Exercise requirements:
Show all lines of the listing that hold the word "this".

Stored data
▬▬▬▬▬▬▬▬▬▬

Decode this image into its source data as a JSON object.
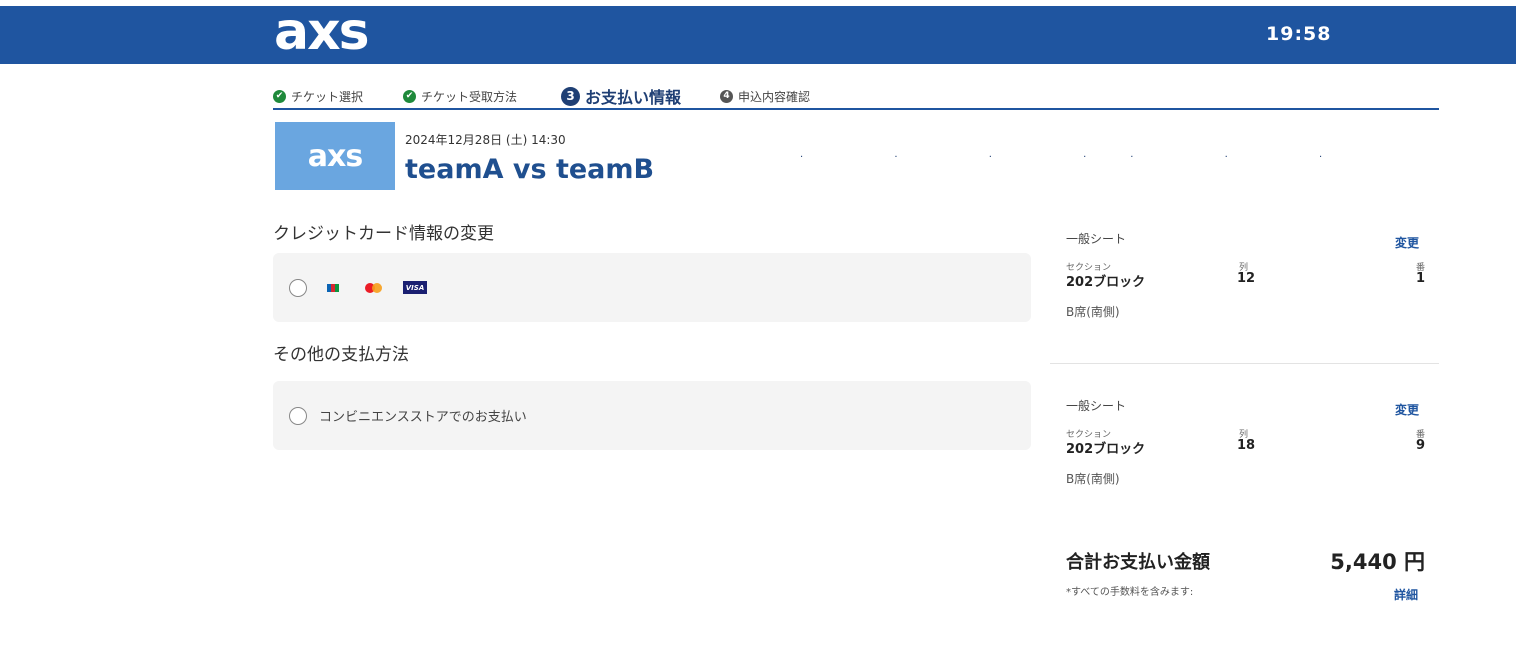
{
  "header": {
    "logo": "axs",
    "timer": "19:58"
  },
  "steps": [
    {
      "label": "チケット選択",
      "badge": "✔",
      "state": "done"
    },
    {
      "label": "チケット受取方法",
      "badge": "✔",
      "state": "done"
    },
    {
      "label": "お支払い情報",
      "badge": "3",
      "state": "active"
    },
    {
      "label": "申込内容確認",
      "badge": "4",
      "state": "pending"
    }
  ],
  "event": {
    "logo": "axs",
    "date": "2024年12月28日 (土) 14:30",
    "title": "teamA vs teamB"
  },
  "payment": {
    "credit_title": "クレジットカード情報の変更",
    "card_icons": [
      "jcb-icon",
      "mastercard-icon",
      "visa-icon"
    ],
    "visa_text": "VISA",
    "other_title": "その他の支払方法",
    "convenience_label": "コンビニエンスストアでのお支払い"
  },
  "tickets": [
    {
      "type": "一般シート",
      "change": "変更",
      "section_label": "セクション",
      "section": "202ブロック",
      "row_label": "列",
      "row": "12",
      "seat_label": "番",
      "seat": "1",
      "sub": "B席(南側)"
    },
    {
      "type": "一般シート",
      "change": "変更",
      "section_label": "セクション",
      "section": "202ブロック",
      "row_label": "列",
      "row": "18",
      "seat_label": "番",
      "seat": "9",
      "sub": "B席(南側)"
    }
  ],
  "total": {
    "label": "合計お支払い金額",
    "amount": "5,440 円",
    "note": "*すべての手数料を含みます:",
    "detail": "詳細"
  },
  "colors": {
    "brand": "#1f55a0",
    "done": "#1f8a3b",
    "active": "#1f3f74"
  }
}
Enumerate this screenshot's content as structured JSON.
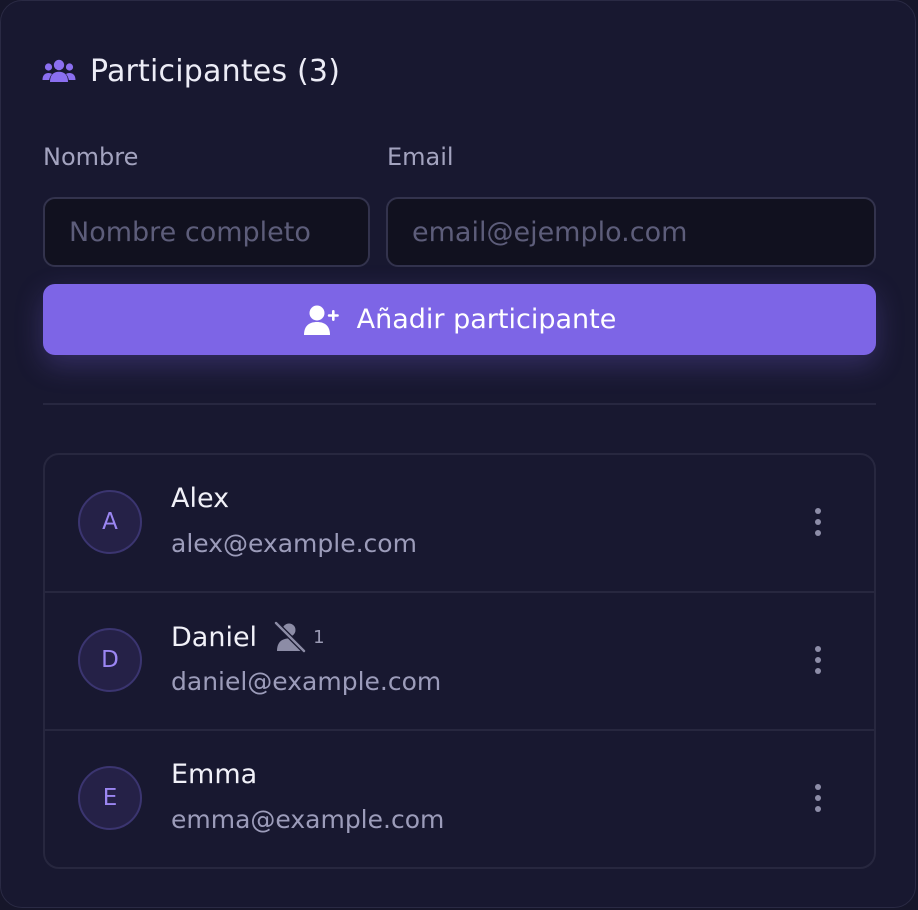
{
  "header": {
    "title": "Participantes (3)",
    "icon": "users-icon"
  },
  "form": {
    "name_label": "Nombre",
    "name_placeholder": "Nombre completo",
    "name_value": "",
    "email_label": "Email",
    "email_placeholder": "email@ejemplo.com",
    "email_value": "",
    "add_label": "Añadir participante"
  },
  "participants": [
    {
      "initial": "A",
      "name": "Alex",
      "email": "alex@example.com"
    },
    {
      "initial": "D",
      "name": "Daniel",
      "email": "daniel@example.com",
      "excluded_count": "1"
    },
    {
      "initial": "E",
      "name": "Emma",
      "email": "emma@example.com"
    }
  ],
  "colors": {
    "accent": "#7d65e6",
    "background": "#181830",
    "avatar_text": "#9b86f2"
  }
}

▬▬▬▬▬▬▬▬▬▬

Task output:
Decode this image into its source data as a JSON object.
Enumerate this screenshot's content as structured JSON.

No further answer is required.